● **Stated problem**
Type out the material below exactly.

● **Records provided**
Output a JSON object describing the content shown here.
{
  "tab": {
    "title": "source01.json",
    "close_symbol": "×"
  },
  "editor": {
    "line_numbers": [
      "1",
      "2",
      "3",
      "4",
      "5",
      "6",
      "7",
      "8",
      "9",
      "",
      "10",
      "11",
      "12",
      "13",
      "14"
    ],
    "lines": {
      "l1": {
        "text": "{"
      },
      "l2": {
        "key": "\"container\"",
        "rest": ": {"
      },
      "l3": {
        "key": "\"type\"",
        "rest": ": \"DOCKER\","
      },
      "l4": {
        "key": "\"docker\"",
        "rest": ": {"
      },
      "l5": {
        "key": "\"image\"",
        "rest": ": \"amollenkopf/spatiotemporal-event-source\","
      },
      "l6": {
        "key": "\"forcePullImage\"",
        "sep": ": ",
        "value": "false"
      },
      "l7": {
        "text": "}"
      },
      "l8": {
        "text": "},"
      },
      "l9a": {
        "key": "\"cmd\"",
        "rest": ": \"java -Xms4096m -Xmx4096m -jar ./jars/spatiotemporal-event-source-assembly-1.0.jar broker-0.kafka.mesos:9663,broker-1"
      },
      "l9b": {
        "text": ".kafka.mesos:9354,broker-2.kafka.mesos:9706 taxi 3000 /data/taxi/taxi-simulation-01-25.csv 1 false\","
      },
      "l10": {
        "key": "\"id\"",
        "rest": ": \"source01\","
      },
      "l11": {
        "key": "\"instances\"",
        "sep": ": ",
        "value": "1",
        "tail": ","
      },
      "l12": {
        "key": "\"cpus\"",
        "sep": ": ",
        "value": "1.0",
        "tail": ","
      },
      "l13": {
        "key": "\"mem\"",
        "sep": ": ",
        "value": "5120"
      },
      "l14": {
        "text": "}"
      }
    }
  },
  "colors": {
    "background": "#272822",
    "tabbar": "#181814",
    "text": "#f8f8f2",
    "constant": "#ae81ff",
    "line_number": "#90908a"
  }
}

● **Answer to the task**
Output a JSON object describing the content shown here.
{
  "tab": {
    "title": "source01.json",
    "close_symbol": "×"
  },
  "editor": {
    "line_numbers": [
      "1",
      "2",
      "3",
      "4",
      "5",
      "6",
      "7",
      "8",
      "9",
      "",
      "10",
      "11",
      "12",
      "13",
      "14"
    ],
    "lines": {
      "l1": {
        "text": "{"
      },
      "l2": {
        "key": "\"container\"",
        "rest": ": {"
      },
      "l3": {
        "key": "\"type\"",
        "rest": ": \"DOCKER\","
      },
      "l4": {
        "key": "\"docker\"",
        "rest": ": {"
      },
      "l5": {
        "key": "\"image\"",
        "rest": ": \"amollenkopf/spatiotemporal-event-source\","
      },
      "l6": {
        "key": "\"forcePullImage\"",
        "sep": ": ",
        "value": "false"
      },
      "l7": {
        "text": "}"
      },
      "l8": {
        "text": "},"
      },
      "l9a": {
        "key": "\"cmd\"",
        "rest": ": \"java -Xms4096m -Xmx4096m -jar ./jars/spatiotemporal-event-source-assembly-1.0.jar broker-0.kafka.mesos:9663,broker-1"
      },
      "l9b": {
        "text": ".kafka.mesos:9354,broker-2.kafka.mesos:9706 taxi 3000 /data/taxi/taxi-simulation-01-25.csv 1 false\","
      },
      "l10": {
        "key": "\"id\"",
        "rest": ": \"source01\","
      },
      "l11": {
        "key": "\"instances\"",
        "sep": ": ",
        "value": "1",
        "tail": ","
      },
      "l12": {
        "key": "\"cpus\"",
        "sep": ": ",
        "value": "1.0",
        "tail": ","
      },
      "l13": {
        "key": "\"mem\"",
        "sep": ": ",
        "value": "5120"
      },
      "l14": {
        "text": "}"
      }
    }
  },
  "colors": {
    "background": "#272822",
    "tabbar": "#181814",
    "text": "#f8f8f2",
    "constant": "#ae81ff",
    "line_number": "#90908a"
  }
}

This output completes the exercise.